→ **Exercise description**
Rewrite all of the records below, changing every "shade" to "fill" and leaving everything else as it is.

Region and label listings

────────────────────

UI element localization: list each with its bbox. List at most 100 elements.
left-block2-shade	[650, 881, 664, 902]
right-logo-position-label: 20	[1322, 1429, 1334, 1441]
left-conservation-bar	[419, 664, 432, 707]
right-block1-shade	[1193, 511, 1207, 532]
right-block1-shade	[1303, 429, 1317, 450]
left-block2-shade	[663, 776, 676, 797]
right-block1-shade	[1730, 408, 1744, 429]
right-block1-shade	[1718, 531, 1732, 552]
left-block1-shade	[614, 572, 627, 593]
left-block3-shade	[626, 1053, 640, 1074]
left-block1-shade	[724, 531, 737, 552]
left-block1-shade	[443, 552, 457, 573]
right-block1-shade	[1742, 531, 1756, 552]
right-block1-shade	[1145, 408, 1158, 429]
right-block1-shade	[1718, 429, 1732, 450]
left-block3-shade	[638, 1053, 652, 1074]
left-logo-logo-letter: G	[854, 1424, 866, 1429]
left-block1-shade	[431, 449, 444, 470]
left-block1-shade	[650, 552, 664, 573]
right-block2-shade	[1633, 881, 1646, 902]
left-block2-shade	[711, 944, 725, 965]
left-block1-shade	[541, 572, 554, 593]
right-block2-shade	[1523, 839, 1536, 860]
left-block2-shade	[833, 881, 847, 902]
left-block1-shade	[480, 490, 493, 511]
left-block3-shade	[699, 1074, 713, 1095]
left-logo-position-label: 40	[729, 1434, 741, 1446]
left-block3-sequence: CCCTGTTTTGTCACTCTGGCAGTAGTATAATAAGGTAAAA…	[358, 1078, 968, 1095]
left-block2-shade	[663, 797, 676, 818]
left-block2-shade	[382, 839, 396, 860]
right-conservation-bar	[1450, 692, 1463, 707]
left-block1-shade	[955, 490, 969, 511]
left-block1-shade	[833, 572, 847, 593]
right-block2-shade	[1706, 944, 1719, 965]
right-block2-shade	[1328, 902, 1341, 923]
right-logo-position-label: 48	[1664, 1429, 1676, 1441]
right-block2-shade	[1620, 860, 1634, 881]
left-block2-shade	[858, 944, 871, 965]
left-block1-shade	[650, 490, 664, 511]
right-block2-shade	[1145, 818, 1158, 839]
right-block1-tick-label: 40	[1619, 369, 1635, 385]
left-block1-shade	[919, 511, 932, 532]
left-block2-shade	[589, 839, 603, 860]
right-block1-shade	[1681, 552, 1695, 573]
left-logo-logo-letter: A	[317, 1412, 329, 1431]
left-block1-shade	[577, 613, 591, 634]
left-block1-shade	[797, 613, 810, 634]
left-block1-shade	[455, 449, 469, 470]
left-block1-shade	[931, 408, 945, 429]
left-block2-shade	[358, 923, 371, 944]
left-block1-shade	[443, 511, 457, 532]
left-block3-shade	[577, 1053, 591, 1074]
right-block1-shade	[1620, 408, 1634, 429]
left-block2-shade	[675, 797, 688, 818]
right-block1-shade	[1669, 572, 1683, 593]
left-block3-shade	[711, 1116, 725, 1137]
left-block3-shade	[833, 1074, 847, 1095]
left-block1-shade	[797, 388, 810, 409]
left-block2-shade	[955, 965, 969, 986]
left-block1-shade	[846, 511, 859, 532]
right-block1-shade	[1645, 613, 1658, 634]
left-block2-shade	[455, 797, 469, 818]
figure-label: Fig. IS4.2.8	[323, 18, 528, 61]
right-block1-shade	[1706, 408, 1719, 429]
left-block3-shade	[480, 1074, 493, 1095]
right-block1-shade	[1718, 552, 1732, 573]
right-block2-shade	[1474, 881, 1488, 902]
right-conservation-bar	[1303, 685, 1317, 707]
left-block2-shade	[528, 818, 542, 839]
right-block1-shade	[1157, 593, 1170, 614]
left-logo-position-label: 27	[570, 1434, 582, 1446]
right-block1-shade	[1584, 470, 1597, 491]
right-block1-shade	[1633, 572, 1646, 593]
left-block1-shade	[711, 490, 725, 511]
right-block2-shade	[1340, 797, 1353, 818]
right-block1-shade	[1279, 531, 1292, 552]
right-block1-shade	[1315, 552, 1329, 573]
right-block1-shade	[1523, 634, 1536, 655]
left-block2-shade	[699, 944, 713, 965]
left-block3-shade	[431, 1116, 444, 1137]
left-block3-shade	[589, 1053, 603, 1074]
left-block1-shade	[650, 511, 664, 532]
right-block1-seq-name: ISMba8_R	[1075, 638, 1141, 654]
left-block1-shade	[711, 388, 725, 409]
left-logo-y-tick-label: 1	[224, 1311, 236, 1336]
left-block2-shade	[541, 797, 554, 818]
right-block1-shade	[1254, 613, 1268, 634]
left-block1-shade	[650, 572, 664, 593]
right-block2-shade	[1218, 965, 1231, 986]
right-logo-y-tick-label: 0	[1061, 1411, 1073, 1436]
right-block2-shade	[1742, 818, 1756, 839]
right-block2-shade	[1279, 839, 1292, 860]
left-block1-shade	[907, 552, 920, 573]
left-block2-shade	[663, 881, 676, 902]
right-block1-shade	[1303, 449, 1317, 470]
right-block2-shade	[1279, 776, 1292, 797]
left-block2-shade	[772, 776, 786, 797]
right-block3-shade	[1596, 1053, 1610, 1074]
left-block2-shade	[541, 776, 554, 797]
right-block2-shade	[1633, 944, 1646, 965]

────────────────────

→ **Result of the exercise**
UI element localization: list each with its bbox. List at most 100 elements.
left-block2-fill	[650, 881, 664, 902]
right-logo-position-label: 20	[1322, 1429, 1334, 1441]
left-conservation-bar	[419, 664, 432, 707]
right-block1-fill	[1193, 511, 1207, 532]
right-block1-fill	[1303, 429, 1317, 450]
left-block2-fill	[663, 776, 676, 797]
right-block1-fill	[1730, 408, 1744, 429]
right-block1-fill	[1718, 531, 1732, 552]
left-block1-fill	[614, 572, 627, 593]
left-block3-fill	[626, 1053, 640, 1074]
left-block1-fill	[724, 531, 737, 552]
left-block1-fill	[443, 552, 457, 573]
right-block1-fill	[1742, 531, 1756, 552]
right-block1-fill	[1145, 408, 1158, 429]
right-block1-fill	[1718, 429, 1732, 450]
left-block3-fill	[638, 1053, 652, 1074]
left-logo-logo-letter: G	[854, 1424, 866, 1429]
left-block1-fill	[431, 449, 444, 470]
left-block1-fill	[650, 552, 664, 573]
right-block2-fill	[1633, 881, 1646, 902]
left-block2-fill	[711, 944, 725, 965]
left-block1-fill	[541, 572, 554, 593]
right-block2-fill	[1523, 839, 1536, 860]
left-block2-fill	[833, 881, 847, 902]
left-block1-fill	[480, 490, 493, 511]
left-block3-fill	[699, 1074, 713, 1095]
left-logo-position-label: 40	[729, 1434, 741, 1446]
left-block3-sequence: CCCTGTTTTGTCACTCTGGCAGTAGTATAATAAGGTAAAA…	[358, 1078, 968, 1095]
left-block2-fill	[663, 797, 676, 818]
left-block2-fill	[382, 839, 396, 860]
right-conservation-bar	[1450, 692, 1463, 707]
left-block1-fill	[955, 490, 969, 511]
left-block1-fill	[833, 572, 847, 593]
right-block2-fill	[1706, 944, 1719, 965]
right-block2-fill	[1328, 902, 1341, 923]
right-logo-position-label: 48	[1664, 1429, 1676, 1441]
right-block2-fill	[1620, 860, 1634, 881]
left-block2-fill	[858, 944, 871, 965]
left-block1-fill	[650, 490, 664, 511]
right-block2-fill	[1145, 818, 1158, 839]
right-block1-tick-label: 40	[1619, 369, 1635, 385]
left-block1-fill	[919, 511, 932, 532]
left-block2-fill	[589, 839, 603, 860]
right-block1-fill	[1681, 552, 1695, 573]
left-logo-logo-letter: A	[317, 1412, 329, 1431]
left-block1-fill	[577, 613, 591, 634]
left-block1-fill	[797, 613, 810, 634]
left-block1-fill	[455, 449, 469, 470]
left-block1-fill	[931, 408, 945, 429]
left-block2-fill	[358, 923, 371, 944]
left-block1-fill	[443, 511, 457, 532]
left-block3-fill	[577, 1053, 591, 1074]
right-block1-fill	[1620, 408, 1634, 429]
left-block2-fill	[675, 797, 688, 818]
right-block1-fill	[1669, 572, 1683, 593]
left-block3-fill	[711, 1116, 725, 1137]
left-block3-fill	[833, 1074, 847, 1095]
left-block1-fill	[797, 388, 810, 409]
left-block2-fill	[955, 965, 969, 986]
left-block1-fill	[846, 511, 859, 532]
right-block1-fill	[1645, 613, 1658, 634]
left-block2-fill	[455, 797, 469, 818]
figure-label: Fig. IS4.2.8	[323, 18, 528, 61]
right-block1-fill	[1706, 408, 1719, 429]
left-block3-fill	[480, 1074, 493, 1095]
right-block1-fill	[1718, 552, 1732, 573]
right-block2-fill	[1474, 881, 1488, 902]
right-conservation-bar	[1303, 685, 1317, 707]
left-block2-fill	[528, 818, 542, 839]
right-block1-fill	[1157, 593, 1170, 614]
left-logo-position-label: 27	[570, 1434, 582, 1446]
right-block1-fill	[1584, 470, 1597, 491]
right-block1-fill	[1633, 572, 1646, 593]
left-block1-fill	[711, 490, 725, 511]
right-block2-fill	[1340, 797, 1353, 818]
right-block1-fill	[1279, 531, 1292, 552]
right-block1-fill	[1315, 552, 1329, 573]
right-block1-fill	[1523, 634, 1536, 655]
left-block2-fill	[699, 944, 713, 965]
left-block3-fill	[431, 1116, 444, 1137]
left-block3-fill	[589, 1053, 603, 1074]
left-block1-fill	[650, 511, 664, 532]
right-block1-seq-name: ISMba8_R	[1075, 638, 1141, 654]
left-block1-fill	[711, 388, 725, 409]
left-logo-y-tick-label: 1	[224, 1311, 236, 1336]
left-block2-fill	[541, 797, 554, 818]
right-block1-fill	[1254, 613, 1268, 634]
left-block1-fill	[650, 572, 664, 593]
right-block2-fill	[1218, 965, 1231, 986]
right-logo-y-tick-label: 0	[1061, 1411, 1073, 1436]
right-block2-fill	[1742, 818, 1756, 839]
right-block2-fill	[1279, 839, 1292, 860]
left-block1-fill	[907, 552, 920, 573]
left-block2-fill	[663, 881, 676, 902]
right-block1-fill	[1303, 449, 1317, 470]
right-block2-fill	[1279, 776, 1292, 797]
left-block2-fill	[772, 776, 786, 797]
right-block3-fill	[1596, 1053, 1610, 1074]
left-block2-fill	[541, 776, 554, 797]
right-block2-fill	[1633, 944, 1646, 965]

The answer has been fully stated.